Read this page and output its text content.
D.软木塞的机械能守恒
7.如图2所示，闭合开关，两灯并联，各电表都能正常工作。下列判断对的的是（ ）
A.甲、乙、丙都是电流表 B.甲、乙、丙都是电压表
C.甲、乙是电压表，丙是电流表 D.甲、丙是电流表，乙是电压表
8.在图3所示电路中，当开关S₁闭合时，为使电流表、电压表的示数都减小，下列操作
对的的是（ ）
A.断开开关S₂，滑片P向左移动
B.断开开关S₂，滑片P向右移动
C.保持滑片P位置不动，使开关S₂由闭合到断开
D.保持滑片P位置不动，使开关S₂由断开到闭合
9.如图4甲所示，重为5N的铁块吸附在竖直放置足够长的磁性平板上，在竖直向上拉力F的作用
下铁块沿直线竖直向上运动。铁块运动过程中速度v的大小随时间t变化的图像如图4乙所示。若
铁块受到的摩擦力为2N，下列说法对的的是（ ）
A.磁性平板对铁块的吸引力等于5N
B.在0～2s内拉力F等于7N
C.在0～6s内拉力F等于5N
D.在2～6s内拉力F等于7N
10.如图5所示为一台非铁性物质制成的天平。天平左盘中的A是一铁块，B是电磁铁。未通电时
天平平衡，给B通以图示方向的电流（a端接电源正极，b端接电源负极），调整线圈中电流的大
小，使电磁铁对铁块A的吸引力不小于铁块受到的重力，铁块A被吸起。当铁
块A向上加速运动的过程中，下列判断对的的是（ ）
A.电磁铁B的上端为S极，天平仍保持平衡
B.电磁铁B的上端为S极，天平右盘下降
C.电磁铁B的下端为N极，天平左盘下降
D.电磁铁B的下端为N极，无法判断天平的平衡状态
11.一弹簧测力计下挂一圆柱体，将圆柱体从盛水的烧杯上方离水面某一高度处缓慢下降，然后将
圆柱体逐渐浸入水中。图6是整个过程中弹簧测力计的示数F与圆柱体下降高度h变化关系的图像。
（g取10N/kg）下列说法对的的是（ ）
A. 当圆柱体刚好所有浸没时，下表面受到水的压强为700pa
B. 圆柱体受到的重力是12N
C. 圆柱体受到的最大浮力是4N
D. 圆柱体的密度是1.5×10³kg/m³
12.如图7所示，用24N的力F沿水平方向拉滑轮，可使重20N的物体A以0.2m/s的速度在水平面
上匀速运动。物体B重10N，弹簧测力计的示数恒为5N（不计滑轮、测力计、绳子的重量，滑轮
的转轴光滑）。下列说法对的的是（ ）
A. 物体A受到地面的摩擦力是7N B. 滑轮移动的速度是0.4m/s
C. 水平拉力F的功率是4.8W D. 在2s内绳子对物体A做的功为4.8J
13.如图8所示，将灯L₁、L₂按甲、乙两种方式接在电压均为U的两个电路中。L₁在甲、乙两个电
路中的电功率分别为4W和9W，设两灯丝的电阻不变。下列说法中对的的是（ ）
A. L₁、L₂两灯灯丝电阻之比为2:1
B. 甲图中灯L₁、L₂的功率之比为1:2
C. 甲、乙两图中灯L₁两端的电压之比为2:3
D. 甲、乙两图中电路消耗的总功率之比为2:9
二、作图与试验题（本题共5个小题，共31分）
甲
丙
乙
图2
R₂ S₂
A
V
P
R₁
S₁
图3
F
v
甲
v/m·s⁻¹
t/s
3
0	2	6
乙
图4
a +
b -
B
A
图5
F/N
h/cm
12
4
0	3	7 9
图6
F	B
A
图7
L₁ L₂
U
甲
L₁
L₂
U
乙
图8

__________________________________________________

▶ What you have to do
From the entries above, collect every line with the string "保持滑片P位置不动" in it.

▶ Written solution
C.保持滑片P位置不动，使开关S₂由闭合到断开
D.保持滑片P位置不动，使开关S₂由断开到闭合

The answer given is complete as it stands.